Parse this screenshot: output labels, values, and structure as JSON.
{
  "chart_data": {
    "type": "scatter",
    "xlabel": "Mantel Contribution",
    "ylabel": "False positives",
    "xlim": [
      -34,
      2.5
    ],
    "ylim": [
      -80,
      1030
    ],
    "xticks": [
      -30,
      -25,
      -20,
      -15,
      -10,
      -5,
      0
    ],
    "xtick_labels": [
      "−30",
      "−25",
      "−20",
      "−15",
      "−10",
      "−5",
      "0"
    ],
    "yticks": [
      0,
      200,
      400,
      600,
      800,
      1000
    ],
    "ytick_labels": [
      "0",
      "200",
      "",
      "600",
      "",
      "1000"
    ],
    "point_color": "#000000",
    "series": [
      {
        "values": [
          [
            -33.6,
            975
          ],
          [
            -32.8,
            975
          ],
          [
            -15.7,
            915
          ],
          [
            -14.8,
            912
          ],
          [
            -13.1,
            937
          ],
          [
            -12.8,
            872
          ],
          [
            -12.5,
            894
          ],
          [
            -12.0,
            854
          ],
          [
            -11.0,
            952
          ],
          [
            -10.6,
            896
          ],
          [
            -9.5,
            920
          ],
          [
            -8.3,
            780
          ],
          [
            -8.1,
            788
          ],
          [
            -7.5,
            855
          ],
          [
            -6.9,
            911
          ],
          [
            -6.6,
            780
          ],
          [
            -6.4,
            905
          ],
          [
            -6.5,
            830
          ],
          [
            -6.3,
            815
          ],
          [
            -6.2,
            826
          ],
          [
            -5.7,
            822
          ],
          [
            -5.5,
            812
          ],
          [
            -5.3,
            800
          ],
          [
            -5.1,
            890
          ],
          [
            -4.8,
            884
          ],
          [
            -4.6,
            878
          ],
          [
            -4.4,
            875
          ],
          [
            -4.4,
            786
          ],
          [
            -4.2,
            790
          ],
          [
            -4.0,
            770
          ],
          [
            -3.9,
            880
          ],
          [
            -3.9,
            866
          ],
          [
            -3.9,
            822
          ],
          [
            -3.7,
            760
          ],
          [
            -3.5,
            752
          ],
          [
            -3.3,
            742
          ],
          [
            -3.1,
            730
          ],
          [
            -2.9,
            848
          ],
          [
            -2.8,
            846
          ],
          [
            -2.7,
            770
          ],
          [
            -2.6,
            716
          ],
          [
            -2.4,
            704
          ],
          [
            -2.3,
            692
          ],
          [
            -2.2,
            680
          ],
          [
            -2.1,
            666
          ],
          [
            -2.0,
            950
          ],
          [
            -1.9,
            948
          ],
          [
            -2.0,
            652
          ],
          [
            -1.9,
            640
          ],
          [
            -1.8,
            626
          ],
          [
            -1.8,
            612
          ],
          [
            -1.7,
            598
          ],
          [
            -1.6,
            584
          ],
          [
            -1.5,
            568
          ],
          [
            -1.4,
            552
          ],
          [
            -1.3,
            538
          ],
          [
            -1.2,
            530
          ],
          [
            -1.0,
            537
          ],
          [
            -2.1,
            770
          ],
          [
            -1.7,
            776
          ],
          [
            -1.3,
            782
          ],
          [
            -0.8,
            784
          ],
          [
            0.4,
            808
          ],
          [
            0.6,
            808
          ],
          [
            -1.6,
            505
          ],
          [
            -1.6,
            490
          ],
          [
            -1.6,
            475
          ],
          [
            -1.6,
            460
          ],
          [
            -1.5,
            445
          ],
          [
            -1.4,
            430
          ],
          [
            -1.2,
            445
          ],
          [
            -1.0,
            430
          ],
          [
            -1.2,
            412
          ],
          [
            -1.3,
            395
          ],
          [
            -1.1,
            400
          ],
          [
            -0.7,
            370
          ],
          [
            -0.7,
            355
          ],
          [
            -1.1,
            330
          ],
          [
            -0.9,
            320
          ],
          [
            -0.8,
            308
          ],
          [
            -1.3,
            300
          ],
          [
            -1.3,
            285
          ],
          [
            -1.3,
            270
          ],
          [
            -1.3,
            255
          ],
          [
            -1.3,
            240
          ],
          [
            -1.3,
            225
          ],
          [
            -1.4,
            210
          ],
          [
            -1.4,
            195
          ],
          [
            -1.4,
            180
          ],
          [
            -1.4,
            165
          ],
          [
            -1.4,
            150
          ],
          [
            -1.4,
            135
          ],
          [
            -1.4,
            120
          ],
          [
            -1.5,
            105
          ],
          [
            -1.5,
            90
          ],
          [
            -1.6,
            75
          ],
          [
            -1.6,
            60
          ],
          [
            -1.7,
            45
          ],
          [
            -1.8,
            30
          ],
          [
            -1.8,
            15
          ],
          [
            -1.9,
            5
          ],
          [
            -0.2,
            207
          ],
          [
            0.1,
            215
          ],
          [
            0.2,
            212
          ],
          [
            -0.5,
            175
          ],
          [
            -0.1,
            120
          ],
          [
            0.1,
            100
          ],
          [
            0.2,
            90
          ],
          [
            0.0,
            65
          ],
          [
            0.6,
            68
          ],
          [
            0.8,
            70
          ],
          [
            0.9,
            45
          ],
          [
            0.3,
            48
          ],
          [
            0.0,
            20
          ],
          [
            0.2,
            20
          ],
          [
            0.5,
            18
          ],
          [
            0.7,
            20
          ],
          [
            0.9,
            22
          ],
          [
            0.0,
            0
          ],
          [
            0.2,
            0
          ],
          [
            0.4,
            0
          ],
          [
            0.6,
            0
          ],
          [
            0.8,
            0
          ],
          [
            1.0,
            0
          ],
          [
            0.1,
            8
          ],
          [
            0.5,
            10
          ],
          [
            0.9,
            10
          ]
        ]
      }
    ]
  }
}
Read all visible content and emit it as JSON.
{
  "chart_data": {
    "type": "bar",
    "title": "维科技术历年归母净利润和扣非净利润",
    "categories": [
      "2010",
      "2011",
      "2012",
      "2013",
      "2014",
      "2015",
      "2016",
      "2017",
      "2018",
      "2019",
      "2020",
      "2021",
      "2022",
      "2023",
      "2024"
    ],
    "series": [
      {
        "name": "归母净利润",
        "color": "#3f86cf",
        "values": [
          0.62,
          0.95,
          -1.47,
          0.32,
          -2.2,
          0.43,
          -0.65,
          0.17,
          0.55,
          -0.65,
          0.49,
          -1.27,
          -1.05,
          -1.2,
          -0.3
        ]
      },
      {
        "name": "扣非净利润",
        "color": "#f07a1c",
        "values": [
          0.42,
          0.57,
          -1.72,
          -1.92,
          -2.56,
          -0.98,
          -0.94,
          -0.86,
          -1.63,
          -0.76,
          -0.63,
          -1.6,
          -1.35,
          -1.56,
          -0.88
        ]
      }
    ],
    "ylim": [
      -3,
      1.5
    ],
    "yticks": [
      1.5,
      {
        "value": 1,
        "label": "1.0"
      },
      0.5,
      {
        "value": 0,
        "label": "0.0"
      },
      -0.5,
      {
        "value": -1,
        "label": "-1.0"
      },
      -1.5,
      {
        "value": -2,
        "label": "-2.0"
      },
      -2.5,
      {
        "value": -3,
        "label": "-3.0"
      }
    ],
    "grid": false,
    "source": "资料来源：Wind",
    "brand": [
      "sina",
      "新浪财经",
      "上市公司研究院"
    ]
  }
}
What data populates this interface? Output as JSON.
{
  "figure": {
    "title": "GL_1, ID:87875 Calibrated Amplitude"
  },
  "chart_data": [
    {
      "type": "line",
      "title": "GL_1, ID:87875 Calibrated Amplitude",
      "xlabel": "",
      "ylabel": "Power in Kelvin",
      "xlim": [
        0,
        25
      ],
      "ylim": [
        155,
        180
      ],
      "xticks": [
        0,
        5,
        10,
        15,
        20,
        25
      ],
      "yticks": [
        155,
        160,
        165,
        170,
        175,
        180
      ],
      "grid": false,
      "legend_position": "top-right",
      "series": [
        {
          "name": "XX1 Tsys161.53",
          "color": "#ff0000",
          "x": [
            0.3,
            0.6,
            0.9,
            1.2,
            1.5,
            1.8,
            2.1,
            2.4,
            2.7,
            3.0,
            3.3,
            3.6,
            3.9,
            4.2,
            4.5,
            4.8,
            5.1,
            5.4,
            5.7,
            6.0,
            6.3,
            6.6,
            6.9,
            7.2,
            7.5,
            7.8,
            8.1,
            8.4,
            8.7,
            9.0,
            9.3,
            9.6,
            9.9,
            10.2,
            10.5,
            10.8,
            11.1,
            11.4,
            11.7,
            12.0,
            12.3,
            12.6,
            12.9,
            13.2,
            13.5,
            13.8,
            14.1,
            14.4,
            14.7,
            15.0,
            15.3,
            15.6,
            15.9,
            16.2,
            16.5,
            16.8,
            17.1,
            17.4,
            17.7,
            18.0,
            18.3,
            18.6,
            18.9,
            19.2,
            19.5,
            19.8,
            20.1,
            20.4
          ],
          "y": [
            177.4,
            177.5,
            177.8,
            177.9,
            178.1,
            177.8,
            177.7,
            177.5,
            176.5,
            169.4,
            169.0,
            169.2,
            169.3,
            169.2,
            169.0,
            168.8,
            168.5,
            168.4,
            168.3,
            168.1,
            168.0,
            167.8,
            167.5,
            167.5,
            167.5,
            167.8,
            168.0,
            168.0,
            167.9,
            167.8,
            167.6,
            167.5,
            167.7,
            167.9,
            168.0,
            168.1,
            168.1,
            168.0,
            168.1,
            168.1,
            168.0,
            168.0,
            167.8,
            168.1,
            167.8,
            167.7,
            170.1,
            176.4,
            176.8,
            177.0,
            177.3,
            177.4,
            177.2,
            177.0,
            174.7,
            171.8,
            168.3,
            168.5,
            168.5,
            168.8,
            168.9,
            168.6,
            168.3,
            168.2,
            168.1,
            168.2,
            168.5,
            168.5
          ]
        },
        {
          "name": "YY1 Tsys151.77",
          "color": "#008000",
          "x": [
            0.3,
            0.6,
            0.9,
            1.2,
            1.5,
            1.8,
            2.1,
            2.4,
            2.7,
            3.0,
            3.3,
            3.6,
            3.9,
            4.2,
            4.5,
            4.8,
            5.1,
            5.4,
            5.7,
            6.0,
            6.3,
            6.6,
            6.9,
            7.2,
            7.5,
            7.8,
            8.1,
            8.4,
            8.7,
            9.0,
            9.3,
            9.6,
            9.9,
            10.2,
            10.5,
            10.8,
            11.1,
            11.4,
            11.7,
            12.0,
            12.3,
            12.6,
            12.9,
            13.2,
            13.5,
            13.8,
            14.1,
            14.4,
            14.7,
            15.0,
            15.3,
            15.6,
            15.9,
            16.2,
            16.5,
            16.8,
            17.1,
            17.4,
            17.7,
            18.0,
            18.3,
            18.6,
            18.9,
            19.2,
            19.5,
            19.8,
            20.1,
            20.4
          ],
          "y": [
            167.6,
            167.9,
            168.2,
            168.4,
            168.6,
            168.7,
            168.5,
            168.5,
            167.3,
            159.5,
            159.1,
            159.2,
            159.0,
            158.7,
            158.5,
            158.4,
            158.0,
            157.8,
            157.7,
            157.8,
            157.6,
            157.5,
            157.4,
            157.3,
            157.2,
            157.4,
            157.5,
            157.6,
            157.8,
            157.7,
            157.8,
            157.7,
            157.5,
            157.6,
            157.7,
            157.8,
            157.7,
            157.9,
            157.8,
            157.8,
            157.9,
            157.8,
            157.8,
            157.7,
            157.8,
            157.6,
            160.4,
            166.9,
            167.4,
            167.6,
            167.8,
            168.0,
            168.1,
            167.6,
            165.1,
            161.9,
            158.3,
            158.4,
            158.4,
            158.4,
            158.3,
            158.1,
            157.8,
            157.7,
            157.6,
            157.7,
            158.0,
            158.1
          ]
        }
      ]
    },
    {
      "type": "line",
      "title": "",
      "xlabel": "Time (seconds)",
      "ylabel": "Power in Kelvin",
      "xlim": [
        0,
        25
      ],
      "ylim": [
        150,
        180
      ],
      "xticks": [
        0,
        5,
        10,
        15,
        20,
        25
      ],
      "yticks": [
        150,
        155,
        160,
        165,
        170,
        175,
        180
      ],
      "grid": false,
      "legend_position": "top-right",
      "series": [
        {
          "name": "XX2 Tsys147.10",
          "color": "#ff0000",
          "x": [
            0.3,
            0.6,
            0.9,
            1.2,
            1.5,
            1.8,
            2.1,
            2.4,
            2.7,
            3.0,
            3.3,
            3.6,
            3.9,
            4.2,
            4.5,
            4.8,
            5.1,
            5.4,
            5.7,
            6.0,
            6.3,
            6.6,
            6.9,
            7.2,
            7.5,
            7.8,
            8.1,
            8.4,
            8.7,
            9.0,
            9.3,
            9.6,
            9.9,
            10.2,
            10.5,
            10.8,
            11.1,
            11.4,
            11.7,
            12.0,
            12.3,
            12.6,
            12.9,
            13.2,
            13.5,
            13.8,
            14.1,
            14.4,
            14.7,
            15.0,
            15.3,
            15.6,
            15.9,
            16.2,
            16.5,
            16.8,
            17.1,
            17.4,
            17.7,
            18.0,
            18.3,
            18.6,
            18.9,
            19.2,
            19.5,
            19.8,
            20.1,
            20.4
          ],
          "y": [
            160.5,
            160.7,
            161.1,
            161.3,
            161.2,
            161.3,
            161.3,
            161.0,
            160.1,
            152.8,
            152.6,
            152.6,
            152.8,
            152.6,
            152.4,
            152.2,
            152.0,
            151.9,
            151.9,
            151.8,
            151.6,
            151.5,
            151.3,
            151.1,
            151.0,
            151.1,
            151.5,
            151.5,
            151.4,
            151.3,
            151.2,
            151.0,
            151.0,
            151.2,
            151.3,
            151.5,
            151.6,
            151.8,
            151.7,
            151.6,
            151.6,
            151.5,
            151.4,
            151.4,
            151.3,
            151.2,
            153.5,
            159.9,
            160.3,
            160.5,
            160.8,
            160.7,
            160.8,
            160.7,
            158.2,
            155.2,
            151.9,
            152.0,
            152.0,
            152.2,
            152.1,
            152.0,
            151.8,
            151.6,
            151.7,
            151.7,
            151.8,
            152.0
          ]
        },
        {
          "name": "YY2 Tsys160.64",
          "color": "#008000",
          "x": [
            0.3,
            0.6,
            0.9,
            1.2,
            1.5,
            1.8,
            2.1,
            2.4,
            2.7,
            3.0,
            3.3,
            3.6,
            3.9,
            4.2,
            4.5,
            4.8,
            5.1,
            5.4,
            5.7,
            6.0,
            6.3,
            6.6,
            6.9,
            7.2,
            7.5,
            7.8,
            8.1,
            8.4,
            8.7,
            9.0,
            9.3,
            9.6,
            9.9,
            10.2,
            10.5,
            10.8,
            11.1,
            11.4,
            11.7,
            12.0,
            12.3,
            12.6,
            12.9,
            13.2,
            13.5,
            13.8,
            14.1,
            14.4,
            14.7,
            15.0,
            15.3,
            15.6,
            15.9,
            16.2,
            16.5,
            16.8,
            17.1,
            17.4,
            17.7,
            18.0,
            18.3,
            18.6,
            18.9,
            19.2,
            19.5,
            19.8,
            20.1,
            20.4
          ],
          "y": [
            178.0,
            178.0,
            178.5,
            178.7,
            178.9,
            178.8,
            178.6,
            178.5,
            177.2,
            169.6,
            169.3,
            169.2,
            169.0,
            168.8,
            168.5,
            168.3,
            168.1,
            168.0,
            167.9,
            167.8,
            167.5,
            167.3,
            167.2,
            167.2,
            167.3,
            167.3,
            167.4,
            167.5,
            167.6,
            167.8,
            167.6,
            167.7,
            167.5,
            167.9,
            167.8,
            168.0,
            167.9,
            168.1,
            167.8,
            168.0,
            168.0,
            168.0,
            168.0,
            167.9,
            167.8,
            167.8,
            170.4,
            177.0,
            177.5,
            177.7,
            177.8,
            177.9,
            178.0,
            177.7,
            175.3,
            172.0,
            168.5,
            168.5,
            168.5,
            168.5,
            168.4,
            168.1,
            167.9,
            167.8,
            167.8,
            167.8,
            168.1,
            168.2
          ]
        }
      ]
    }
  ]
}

++++

- _Task requirements_:
From the records above, pick out and copy each line holding the word "JSON".

- _Full solution_:
Parse this screenshot: output labels, values, and structure as JSON.
Read all visible content and emit it as JSON.
What data populates this interface? Output as JSON.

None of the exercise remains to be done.